(Records from a collection of figures)
────────────────────────────────────────

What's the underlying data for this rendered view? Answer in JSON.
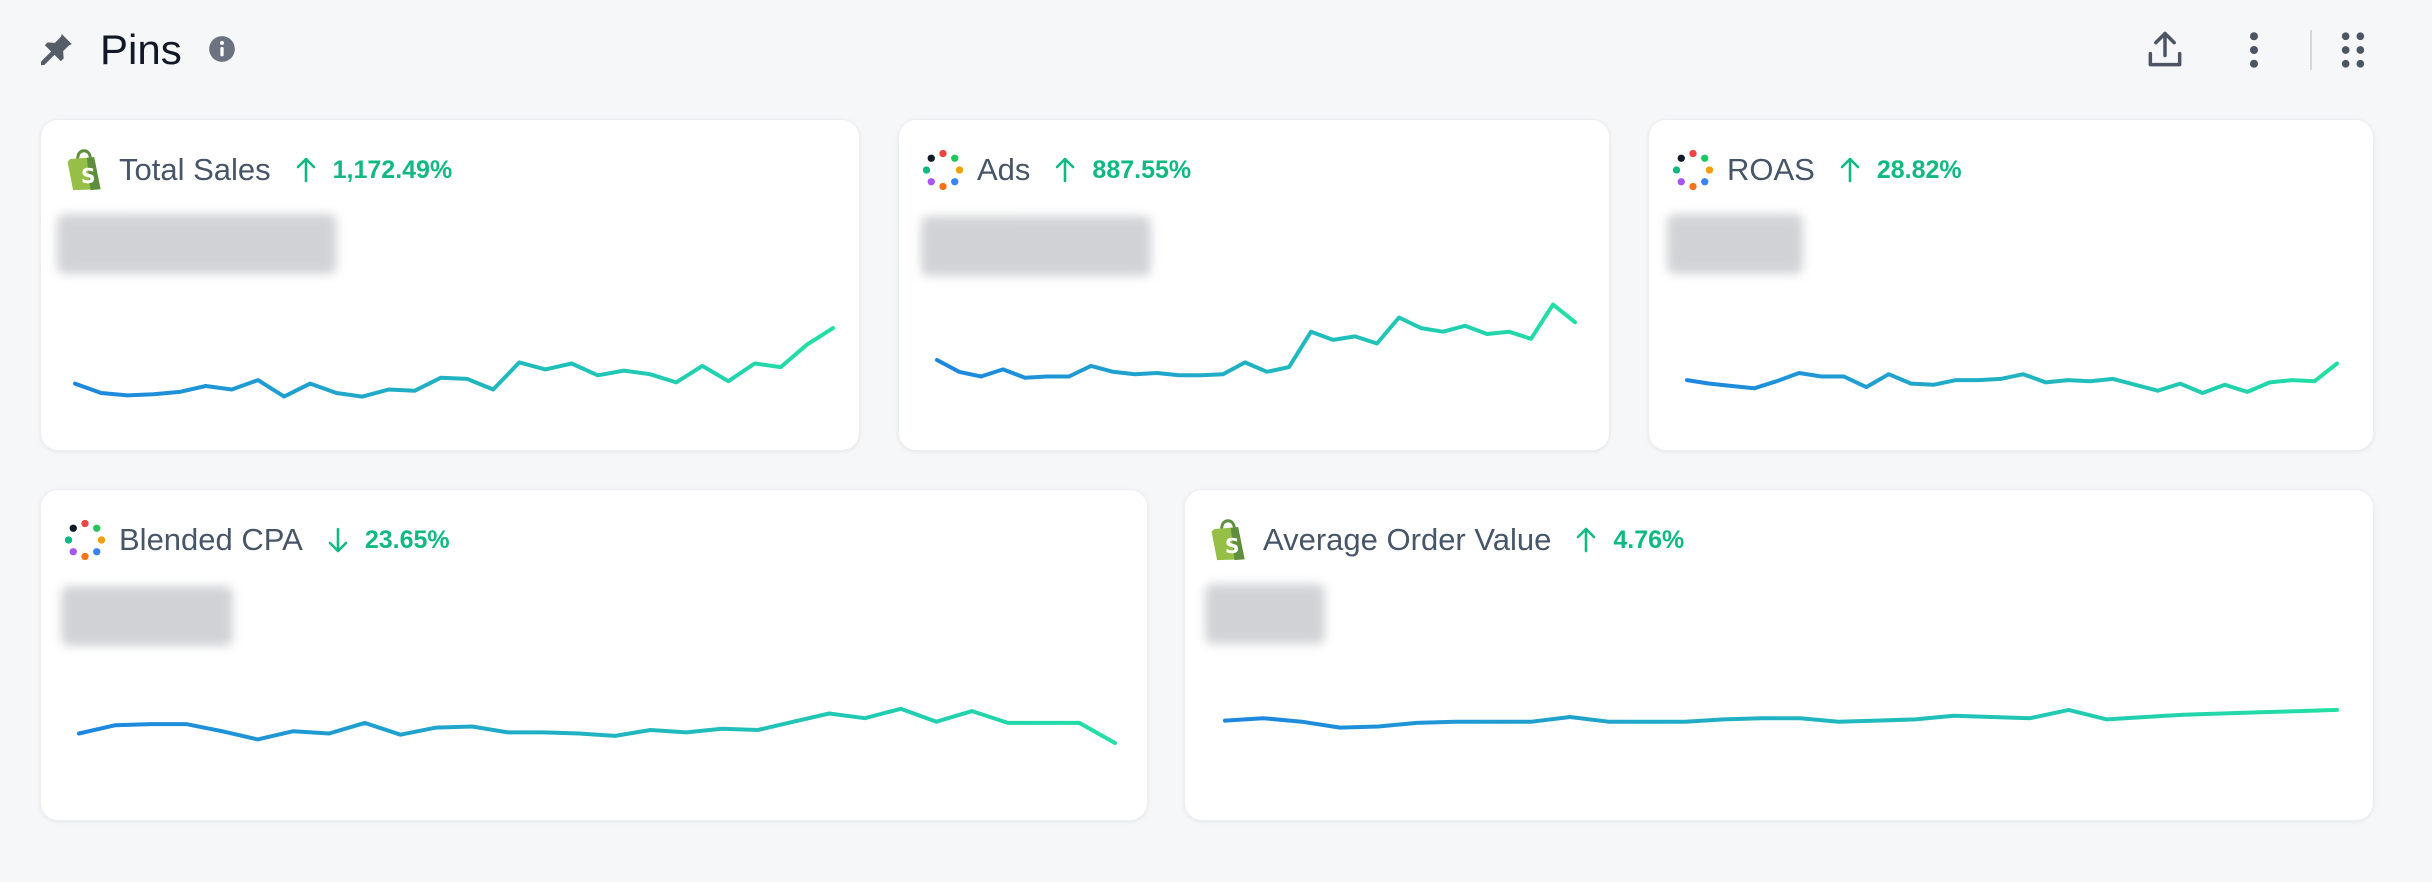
{
  "header": {
    "title": "Pins",
    "icons": {
      "pin": "pin-icon",
      "info": "info-icon",
      "share": "share-upload-icon",
      "more": "more-vertical-icon",
      "apps": "grid-apps-icon"
    }
  },
  "colors": {
    "accent_green": "#10b981",
    "line_start": "#1e86e0",
    "line_end": "#22e0a4",
    "card_bg": "#ffffff",
    "page_bg": "#f6f7f9"
  },
  "cards": [
    {
      "name": "Total Sales",
      "source_icon": "shopify-bag-icon",
      "delta": "1,172.49%",
      "direction": "up",
      "sparkline": [
        30,
        22,
        20,
        21,
        23,
        28,
        25,
        33,
        19,
        30,
        22,
        19,
        25,
        24,
        35,
        34,
        25,
        48,
        42,
        47,
        37,
        41,
        38,
        31,
        45,
        32,
        47,
        44,
        63,
        77
      ]
    },
    {
      "name": "Ads",
      "source_icon": "dots-circle-icon",
      "delta": "887.55%",
      "direction": "up",
      "sparkline": [
        50,
        40,
        36,
        42,
        35,
        36,
        36,
        45,
        40,
        38,
        39,
        37,
        37,
        38,
        48,
        40,
        44,
        74,
        67,
        70,
        64,
        86,
        77,
        74,
        79,
        72,
        74,
        68,
        97,
        82
      ]
    },
    {
      "name": "ROAS",
      "source_icon": "dots-circle-icon",
      "delta": "28.82%",
      "direction": "up",
      "sparkline": [
        33,
        30,
        28,
        26,
        32,
        39,
        36,
        36,
        27,
        38,
        30,
        29,
        33,
        33,
        34,
        38,
        31,
        33,
        32,
        34,
        29,
        24,
        30,
        22,
        29,
        23,
        31,
        33,
        32,
        47
      ]
    },
    {
      "name": "Blended CPA",
      "source_icon": "dots-circle-icon",
      "delta": "23.65%",
      "direction": "down",
      "sparkline": [
        47,
        54,
        55,
        55,
        49,
        42,
        49,
        47,
        56,
        46,
        52,
        53,
        48,
        48,
        47,
        45,
        50,
        48,
        51,
        50,
        57,
        64,
        60,
        68,
        57,
        66,
        56,
        56,
        56,
        39
      ]
    },
    {
      "name": "Average Order Value",
      "source_icon": "shopify-bag-icon",
      "delta": "4.76%",
      "direction": "up",
      "sparkline": [
        58,
        60,
        57,
        52,
        53,
        56,
        57,
        57,
        57,
        61,
        57,
        57,
        57,
        59,
        60,
        60,
        57,
        58,
        59,
        62,
        61,
        60,
        67,
        59,
        61,
        63,
        64,
        65,
        66,
        67
      ]
    }
  ]
}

────────────────────────────────────────

SET TASK => Print the entries above exactly, taking out only the pictures.

OUTPUT FOR THIS EXERCISE =>
What's the underlying data for this rendered view? Answer in JSON.
{
  "header": {
    "title": "Pins",
    "icons": {
      "pin": "pin-icon",
      "info": "info-icon",
      "share": "share-upload-icon",
      "more": "more-vertical-icon",
      "apps": "grid-apps-icon"
    }
  },
  "colors": {
    "accent_green": "#10b981",
    "line_start": "#1e86e0",
    "line_end": "#22e0a4",
    "card_bg": "#ffffff",
    "page_bg": "#f6f7f9"
  },
  "cards": [
    {
      "name": "Total Sales",
      "source_icon": "shopify-bag-icon",
      "delta": "1,172.49%",
      "direction": "up",
      "sparkline": [
        30,
        22,
        20,
        21,
        23,
        28,
        25,
        33,
        19,
        30,
        22,
        19,
        25,
        24,
        35,
        34,
        25,
        48,
        42,
        47,
        37,
        41,
        38,
        31,
        45,
        32,
        47,
        44,
        63,
        77
      ]
    },
    {
      "name": "Ads",
      "source_icon": "dots-circle-icon",
      "delta": "887.55%",
      "direction": "up",
      "sparkline": [
        50,
        40,
        36,
        42,
        35,
        36,
        36,
        45,
        40,
        38,
        39,
        37,
        37,
        38,
        48,
        40,
        44,
        74,
        67,
        70,
        64,
        86,
        77,
        74,
        79,
        72,
        74,
        68,
        97,
        82
      ]
    },
    {
      "name": "ROAS",
      "source_icon": "dots-circle-icon",
      "delta": "28.82%",
      "direction": "up",
      "sparkline": [
        33,
        30,
        28,
        26,
        32,
        39,
        36,
        36,
        27,
        38,
        30,
        29,
        33,
        33,
        34,
        38,
        31,
        33,
        32,
        34,
        29,
        24,
        30,
        22,
        29,
        23,
        31,
        33,
        32,
        47
      ]
    },
    {
      "name": "Blended CPA",
      "source_icon": "dots-circle-icon",
      "delta": "23.65%",
      "direction": "down",
      "sparkline": [
        47,
        54,
        55,
        55,
        49,
        42,
        49,
        47,
        56,
        46,
        52,
        53,
        48,
        48,
        47,
        45,
        50,
        48,
        51,
        50,
        57,
        64,
        60,
        68,
        57,
        66,
        56,
        56,
        56,
        39
      ]
    },
    {
      "name": "Average Order Value",
      "source_icon": "shopify-bag-icon",
      "delta": "4.76%",
      "direction": "up",
      "sparkline": [
        58,
        60,
        57,
        52,
        53,
        56,
        57,
        57,
        57,
        61,
        57,
        57,
        57,
        59,
        60,
        60,
        57,
        58,
        59,
        62,
        61,
        60,
        67,
        59,
        61,
        63,
        64,
        65,
        66,
        67
      ]
    }
  ]
}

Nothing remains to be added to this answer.